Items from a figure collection
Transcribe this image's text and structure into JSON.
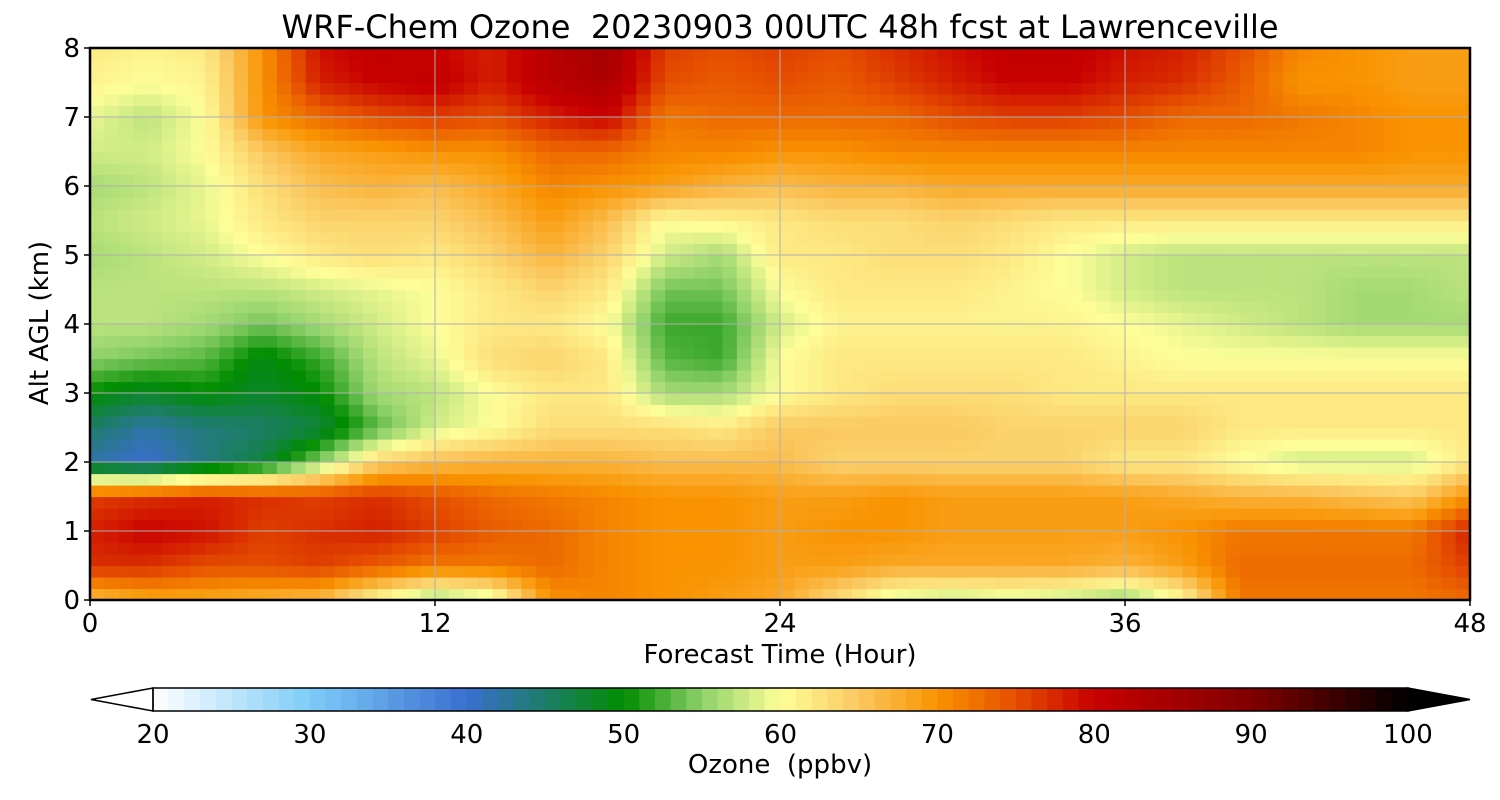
{
  "chart_data": {
    "type": "heatmap",
    "title": "WRF-Chem Ozone  20230903 00UTC 48h fcst at Lawrenceville",
    "xlabel": "Forecast Time (Hour)",
    "ylabel": "Alt AGL (km)",
    "xlim": [
      0,
      48
    ],
    "ylim": [
      0,
      8
    ],
    "x_ticks": [
      "0",
      "12",
      "24",
      "36",
      "48"
    ],
    "y_ticks": [
      "0",
      "1",
      "2",
      "3",
      "4",
      "5",
      "6",
      "7",
      "8"
    ],
    "grid": true,
    "x": [
      0,
      2,
      4,
      6,
      8,
      10,
      12,
      14,
      16,
      18,
      20,
      22,
      24,
      26,
      28,
      30,
      32,
      34,
      36,
      38,
      40,
      42,
      44,
      46,
      48
    ],
    "y": [
      0,
      0.5,
      1,
      1.5,
      2,
      2.5,
      3,
      3.5,
      4,
      4.5,
      5,
      5.5,
      6,
      6.5,
      7,
      7.5,
      8
    ],
    "z_units": "ppbv",
    "z": [
      [
        66,
        68,
        68,
        67,
        66,
        60,
        55,
        58,
        70,
        71,
        70,
        69,
        68,
        63,
        58,
        57,
        58,
        57,
        55,
        60,
        72,
        72,
        72,
        72,
        73
      ],
      [
        77,
        77,
        75,
        75,
        76,
        74,
        72,
        72,
        73,
        71,
        70,
        70,
        69,
        69,
        68,
        68,
        68,
        68,
        67,
        69,
        73,
        73,
        73,
        73,
        76
      ],
      [
        78,
        80,
        79,
        76,
        77,
        78,
        76,
        74,
        73,
        71,
        70,
        70,
        69,
        70,
        70,
        69,
        69,
        69,
        69,
        70,
        72,
        72,
        72,
        72,
        78
      ],
      [
        76,
        77,
        78,
        77,
        76,
        77,
        75,
        73,
        72,
        71,
        70,
        70,
        69,
        69,
        70,
        69,
        69,
        69,
        69,
        68,
        67,
        67,
        66,
        65,
        70
      ],
      [
        42,
        40,
        44,
        47,
        55,
        64,
        66,
        67,
        67,
        67,
        66,
        66,
        66,
        64,
        64,
        64,
        64,
        64,
        62,
        62,
        60,
        58,
        58,
        58,
        62
      ],
      [
        45,
        42,
        44,
        45,
        47,
        53,
        58,
        60,
        63,
        63,
        63,
        62,
        65,
        65,
        65,
        65,
        64,
        64,
        64,
        64,
        62,
        62,
        62,
        62,
        62
      ],
      [
        50,
        48,
        50,
        48,
        50,
        56,
        57,
        60,
        62,
        62,
        56,
        56,
        60,
        62,
        63,
        63,
        63,
        62,
        62,
        62,
        62,
        62,
        62,
        62,
        62
      ],
      [
        55,
        54,
        53,
        49,
        52,
        57,
        59,
        63,
        64,
        62,
        53,
        52,
        60,
        62,
        62,
        62,
        62,
        62,
        61,
        60,
        60,
        60,
        60,
        60,
        60
      ],
      [
        57,
        57,
        56,
        54,
        56,
        58,
        60,
        62,
        62,
        60,
        52,
        52,
        58,
        61,
        61,
        61,
        61,
        61,
        60,
        59,
        58,
        57,
        56,
        56,
        56
      ],
      [
        57,
        57,
        57,
        57,
        58,
        59,
        60,
        62,
        64,
        62,
        54,
        54,
        60,
        62,
        62,
        62,
        61,
        60,
        58,
        57,
        57,
        57,
        56,
        56,
        57
      ],
      [
        56,
        57,
        58,
        60,
        62,
        63,
        62,
        64,
        67,
        64,
        58,
        56,
        62,
        62,
        63,
        63,
        62,
        60,
        58,
        57,
        57,
        57,
        57,
        57,
        57
      ],
      [
        57,
        58,
        59,
        62,
        64,
        64,
        64,
        66,
        69,
        66,
        60,
        61,
        62,
        63,
        63,
        64,
        63,
        62,
        62,
        62,
        62,
        62,
        62,
        62,
        62
      ],
      [
        56,
        57,
        59,
        63,
        66,
        67,
        66,
        68,
        71,
        70,
        69,
        67,
        66,
        67,
        67,
        68,
        68,
        68,
        68,
        68,
        68,
        68,
        68,
        68,
        68
      ],
      [
        58,
        58,
        60,
        65,
        68,
        69,
        70,
        70,
        73,
        73,
        71,
        71,
        70,
        70,
        71,
        71,
        71,
        71,
        71,
        71,
        71,
        71,
        71,
        70,
        70
      ],
      [
        59,
        57,
        60,
        70,
        73,
        75,
        76,
        75,
        78,
        80,
        72,
        73,
        73,
        73,
        73,
        75,
        76,
        76,
        75,
        73,
        73,
        72,
        71,
        70,
        70
      ],
      [
        61,
        60,
        61,
        70,
        78,
        80,
        81,
        78,
        82,
        84,
        75,
        74,
        75,
        74,
        76,
        78,
        80,
        80,
        78,
        77,
        74,
        70,
        70,
        69,
        69
      ],
      [
        62,
        61,
        62,
        70,
        79,
        81,
        80,
        78,
        82,
        85,
        76,
        75,
        76,
        75,
        77,
        79,
        81,
        81,
        79,
        78,
        75,
        71,
        70,
        69,
        69
      ]
    ],
    "colorbar": {
      "label": "Ozone  (ppbv)",
      "min": 20,
      "max": 100,
      "ticks": [
        "20",
        "30",
        "40",
        "50",
        "60",
        "70",
        "80",
        "90",
        "100"
      ],
      "extend": "both",
      "colors": [
        {
          "value": 20,
          "color": "#ffffff"
        },
        {
          "value": 30,
          "color": "#7dccf8"
        },
        {
          "value": 40,
          "color": "#3a6ed0"
        },
        {
          "value": 50,
          "color": "#008c00"
        },
        {
          "value": 55,
          "color": "#8fd16a"
        },
        {
          "value": 60,
          "color": "#fefe99"
        },
        {
          "value": 65,
          "color": "#fbc860"
        },
        {
          "value": 70,
          "color": "#f99300"
        },
        {
          "value": 75,
          "color": "#e54e00"
        },
        {
          "value": 80,
          "color": "#c80000"
        },
        {
          "value": 90,
          "color": "#800000"
        },
        {
          "value": 100,
          "color": "#000000"
        }
      ]
    }
  }
}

▸ **Instructions to follow**
Repeat the material above word for word and skip every image in it.

▸ **The reply**
Transcribe this image's text and structure into JSON.
{
  "chart_data": {
    "type": "heatmap",
    "title": "WRF-Chem Ozone  20230903 00UTC 48h fcst at Lawrenceville",
    "xlabel": "Forecast Time (Hour)",
    "ylabel": "Alt AGL (km)",
    "xlim": [
      0,
      48
    ],
    "ylim": [
      0,
      8
    ],
    "x_ticks": [
      "0",
      "12",
      "24",
      "36",
      "48"
    ],
    "y_ticks": [
      "0",
      "1",
      "2",
      "3",
      "4",
      "5",
      "6",
      "7",
      "8"
    ],
    "grid": true,
    "x": [
      0,
      2,
      4,
      6,
      8,
      10,
      12,
      14,
      16,
      18,
      20,
      22,
      24,
      26,
      28,
      30,
      32,
      34,
      36,
      38,
      40,
      42,
      44,
      46,
      48
    ],
    "y": [
      0,
      0.5,
      1,
      1.5,
      2,
      2.5,
      3,
      3.5,
      4,
      4.5,
      5,
      5.5,
      6,
      6.5,
      7,
      7.5,
      8
    ],
    "z_units": "ppbv",
    "z": [
      [
        66,
        68,
        68,
        67,
        66,
        60,
        55,
        58,
        70,
        71,
        70,
        69,
        68,
        63,
        58,
        57,
        58,
        57,
        55,
        60,
        72,
        72,
        72,
        72,
        73
      ],
      [
        77,
        77,
        75,
        75,
        76,
        74,
        72,
        72,
        73,
        71,
        70,
        70,
        69,
        69,
        68,
        68,
        68,
        68,
        67,
        69,
        73,
        73,
        73,
        73,
        76
      ],
      [
        78,
        80,
        79,
        76,
        77,
        78,
        76,
        74,
        73,
        71,
        70,
        70,
        69,
        70,
        70,
        69,
        69,
        69,
        69,
        70,
        72,
        72,
        72,
        72,
        78
      ],
      [
        76,
        77,
        78,
        77,
        76,
        77,
        75,
        73,
        72,
        71,
        70,
        70,
        69,
        69,
        70,
        69,
        69,
        69,
        69,
        68,
        67,
        67,
        66,
        65,
        70
      ],
      [
        42,
        40,
        44,
        47,
        55,
        64,
        66,
        67,
        67,
        67,
        66,
        66,
        66,
        64,
        64,
        64,
        64,
        64,
        62,
        62,
        60,
        58,
        58,
        58,
        62
      ],
      [
        45,
        42,
        44,
        45,
        47,
        53,
        58,
        60,
        63,
        63,
        63,
        62,
        65,
        65,
        65,
        65,
        64,
        64,
        64,
        64,
        62,
        62,
        62,
        62,
        62
      ],
      [
        50,
        48,
        50,
        48,
        50,
        56,
        57,
        60,
        62,
        62,
        56,
        56,
        60,
        62,
        63,
        63,
        63,
        62,
        62,
        62,
        62,
        62,
        62,
        62,
        62
      ],
      [
        55,
        54,
        53,
        49,
        52,
        57,
        59,
        63,
        64,
        62,
        53,
        52,
        60,
        62,
        62,
        62,
        62,
        62,
        61,
        60,
        60,
        60,
        60,
        60,
        60
      ],
      [
        57,
        57,
        56,
        54,
        56,
        58,
        60,
        62,
        62,
        60,
        52,
        52,
        58,
        61,
        61,
        61,
        61,
        61,
        60,
        59,
        58,
        57,
        56,
        56,
        56
      ],
      [
        57,
        57,
        57,
        57,
        58,
        59,
        60,
        62,
        64,
        62,
        54,
        54,
        60,
        62,
        62,
        62,
        61,
        60,
        58,
        57,
        57,
        57,
        56,
        56,
        57
      ],
      [
        56,
        57,
        58,
        60,
        62,
        63,
        62,
        64,
        67,
        64,
        58,
        56,
        62,
        62,
        63,
        63,
        62,
        60,
        58,
        57,
        57,
        57,
        57,
        57,
        57
      ],
      [
        57,
        58,
        59,
        62,
        64,
        64,
        64,
        66,
        69,
        66,
        60,
        61,
        62,
        63,
        63,
        64,
        63,
        62,
        62,
        62,
        62,
        62,
        62,
        62,
        62
      ],
      [
        56,
        57,
        59,
        63,
        66,
        67,
        66,
        68,
        71,
        70,
        69,
        67,
        66,
        67,
        67,
        68,
        68,
        68,
        68,
        68,
        68,
        68,
        68,
        68,
        68
      ],
      [
        58,
        58,
        60,
        65,
        68,
        69,
        70,
        70,
        73,
        73,
        71,
        71,
        70,
        70,
        71,
        71,
        71,
        71,
        71,
        71,
        71,
        71,
        71,
        70,
        70
      ],
      [
        59,
        57,
        60,
        70,
        73,
        75,
        76,
        75,
        78,
        80,
        72,
        73,
        73,
        73,
        73,
        75,
        76,
        76,
        75,
        73,
        73,
        72,
        71,
        70,
        70
      ],
      [
        61,
        60,
        61,
        70,
        78,
        80,
        81,
        78,
        82,
        84,
        75,
        74,
        75,
        74,
        76,
        78,
        80,
        80,
        78,
        77,
        74,
        70,
        70,
        69,
        69
      ],
      [
        62,
        61,
        62,
        70,
        79,
        81,
        80,
        78,
        82,
        85,
        76,
        75,
        76,
        75,
        77,
        79,
        81,
        81,
        79,
        78,
        75,
        71,
        70,
        69,
        69
      ]
    ],
    "colorbar": {
      "label": "Ozone  (ppbv)",
      "min": 20,
      "max": 100,
      "ticks": [
        "20",
        "30",
        "40",
        "50",
        "60",
        "70",
        "80",
        "90",
        "100"
      ],
      "extend": "both",
      "colors": [
        {
          "value": 20,
          "color": "#ffffff"
        },
        {
          "value": 30,
          "color": "#7dccf8"
        },
        {
          "value": 40,
          "color": "#3a6ed0"
        },
        {
          "value": 50,
          "color": "#008c00"
        },
        {
          "value": 55,
          "color": "#8fd16a"
        },
        {
          "value": 60,
          "color": "#fefe99"
        },
        {
          "value": 65,
          "color": "#fbc860"
        },
        {
          "value": 70,
          "color": "#f99300"
        },
        {
          "value": 75,
          "color": "#e54e00"
        },
        {
          "value": 80,
          "color": "#c80000"
        },
        {
          "value": 90,
          "color": "#800000"
        },
        {
          "value": 100,
          "color": "#000000"
        }
      ]
    }
  }
}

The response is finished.